#### SUPPLIED RECORDS
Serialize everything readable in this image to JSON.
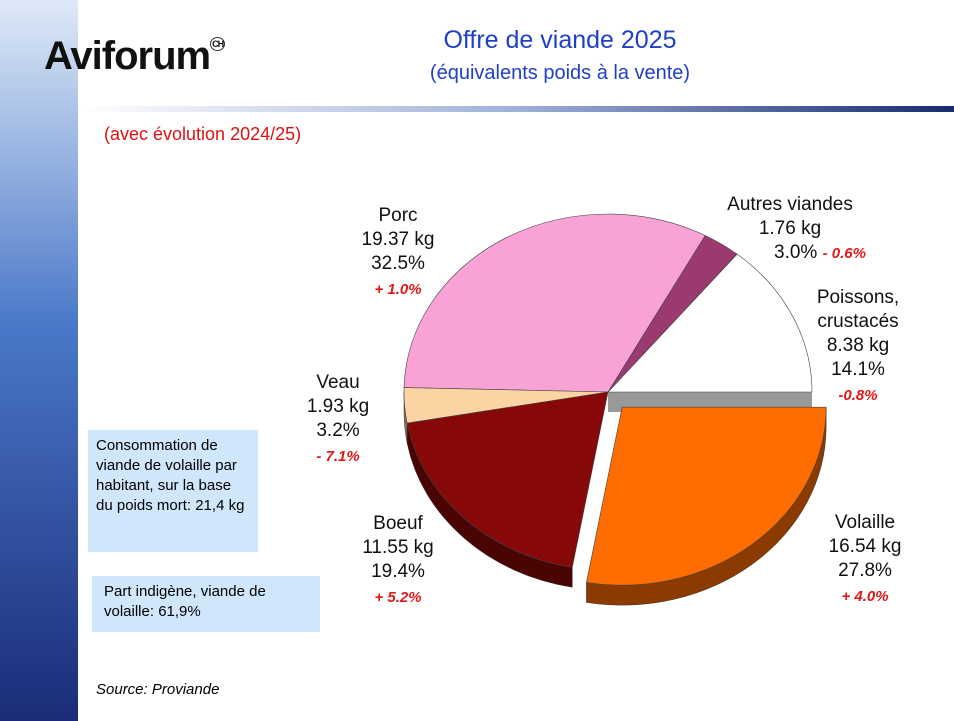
{
  "header": {
    "logo": "Aviforum",
    "logo_mark": "CH"
  },
  "chart_data": {
    "type": "pie",
    "title": "Offre de viande 2025",
    "subtitle": "(équivalents poids à la vente)",
    "note": "(avec évolution 2024/25)",
    "categories": [
      "Poissons, crustacés",
      "Autres viandes",
      "Porc",
      "Veau",
      "Boeuf",
      "Volaille"
    ],
    "values": [
      14.1,
      3.0,
      32.5,
      3.2,
      19.4,
      27.8
    ],
    "value_labels": [
      "14.1%",
      "3.0%",
      "32.5%",
      "3.2%",
      "19.4%",
      "27.8%"
    ],
    "weights": [
      "8.38 kg",
      "1.76 kg",
      "19.37 kg",
      "1.93 kg",
      "11.55 kg",
      "16.54 kg"
    ],
    "changes": [
      "-0.8%",
      "- 0.6%",
      "+ 1.0%",
      "- 7.1%",
      "+ 5.2%",
      "+ 4.0%"
    ],
    "colors": [
      "#ffffff",
      "#9b3a6e",
      "#f8a2d6",
      "#fcd3a2",
      "#860808",
      "#ff6c00"
    ],
    "exploded": "Volaille",
    "source": "Source: Proviande"
  },
  "info_boxes": [
    "Consommation de viande de volaille par habitant, sur la base du poids mort: 21,4 kg",
    "Part indigène, viande de volaille:  61,9%"
  ]
}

#### CHALLENGE
Repeat the preceding records precisely, and leave every picture out of the copy.

#### FULL OUTPUT
Serialize everything readable in this image to JSON.
{
  "header": {
    "logo": "Aviforum",
    "logo_mark": "CH"
  },
  "chart_data": {
    "type": "pie",
    "title": "Offre de viande 2025",
    "subtitle": "(équivalents poids à la vente)",
    "note": "(avec évolution 2024/25)",
    "categories": [
      "Poissons, crustacés",
      "Autres viandes",
      "Porc",
      "Veau",
      "Boeuf",
      "Volaille"
    ],
    "values": [
      14.1,
      3.0,
      32.5,
      3.2,
      19.4,
      27.8
    ],
    "value_labels": [
      "14.1%",
      "3.0%",
      "32.5%",
      "3.2%",
      "19.4%",
      "27.8%"
    ],
    "weights": [
      "8.38 kg",
      "1.76 kg",
      "19.37 kg",
      "1.93 kg",
      "11.55 kg",
      "16.54 kg"
    ],
    "changes": [
      "-0.8%",
      "- 0.6%",
      "+ 1.0%",
      "- 7.1%",
      "+ 5.2%",
      "+ 4.0%"
    ],
    "colors": [
      "#ffffff",
      "#9b3a6e",
      "#f8a2d6",
      "#fcd3a2",
      "#860808",
      "#ff6c00"
    ],
    "exploded": "Volaille",
    "source": "Source: Proviande"
  },
  "info_boxes": [
    "Consommation de viande de volaille par habitant, sur la base du poids mort: 21,4 kg",
    "Part indigène, viande de volaille:  61,9%"
  ]
}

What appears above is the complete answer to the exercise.